(SOURCE DATA Opens)

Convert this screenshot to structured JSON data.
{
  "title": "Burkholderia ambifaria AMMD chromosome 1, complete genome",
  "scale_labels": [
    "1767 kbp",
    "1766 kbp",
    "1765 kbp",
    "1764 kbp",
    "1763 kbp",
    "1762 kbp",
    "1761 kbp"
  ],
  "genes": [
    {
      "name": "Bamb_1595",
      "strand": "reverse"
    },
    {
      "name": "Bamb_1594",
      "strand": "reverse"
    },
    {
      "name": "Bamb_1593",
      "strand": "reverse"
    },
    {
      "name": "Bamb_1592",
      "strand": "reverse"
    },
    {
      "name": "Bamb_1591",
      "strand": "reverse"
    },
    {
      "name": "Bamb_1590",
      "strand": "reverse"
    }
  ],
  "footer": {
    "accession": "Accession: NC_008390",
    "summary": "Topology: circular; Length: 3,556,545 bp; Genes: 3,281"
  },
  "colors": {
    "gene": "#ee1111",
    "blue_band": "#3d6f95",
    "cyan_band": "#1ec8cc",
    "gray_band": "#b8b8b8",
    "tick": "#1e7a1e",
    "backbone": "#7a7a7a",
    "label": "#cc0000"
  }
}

(SOURCE DATA Closes)

WHAT YOU WILL DO: Retype the entries exactly, please. Leave no line out.

SOLUTION FOR THIS PROBLEM:
Convert this screenshot to structured JSON data.
{
  "title": "Burkholderia ambifaria AMMD chromosome 1, complete genome",
  "scale_labels": [
    "1767 kbp",
    "1766 kbp",
    "1765 kbp",
    "1764 kbp",
    "1763 kbp",
    "1762 kbp",
    "1761 kbp"
  ],
  "genes": [
    {
      "name": "Bamb_1595",
      "strand": "reverse"
    },
    {
      "name": "Bamb_1594",
      "strand": "reverse"
    },
    {
      "name": "Bamb_1593",
      "strand": "reverse"
    },
    {
      "name": "Bamb_1592",
      "strand": "reverse"
    },
    {
      "name": "Bamb_1591",
      "strand": "reverse"
    },
    {
      "name": "Bamb_1590",
      "strand": "reverse"
    }
  ],
  "footer": {
    "accession": "Accession: NC_008390",
    "summary": "Topology: circular; Length: 3,556,545 bp; Genes: 3,281"
  },
  "colors": {
    "gene": "#ee1111",
    "blue_band": "#3d6f95",
    "cyan_band": "#1ec8cc",
    "gray_band": "#b8b8b8",
    "tick": "#1e7a1e",
    "backbone": "#7a7a7a",
    "label": "#cc0000"
  }
}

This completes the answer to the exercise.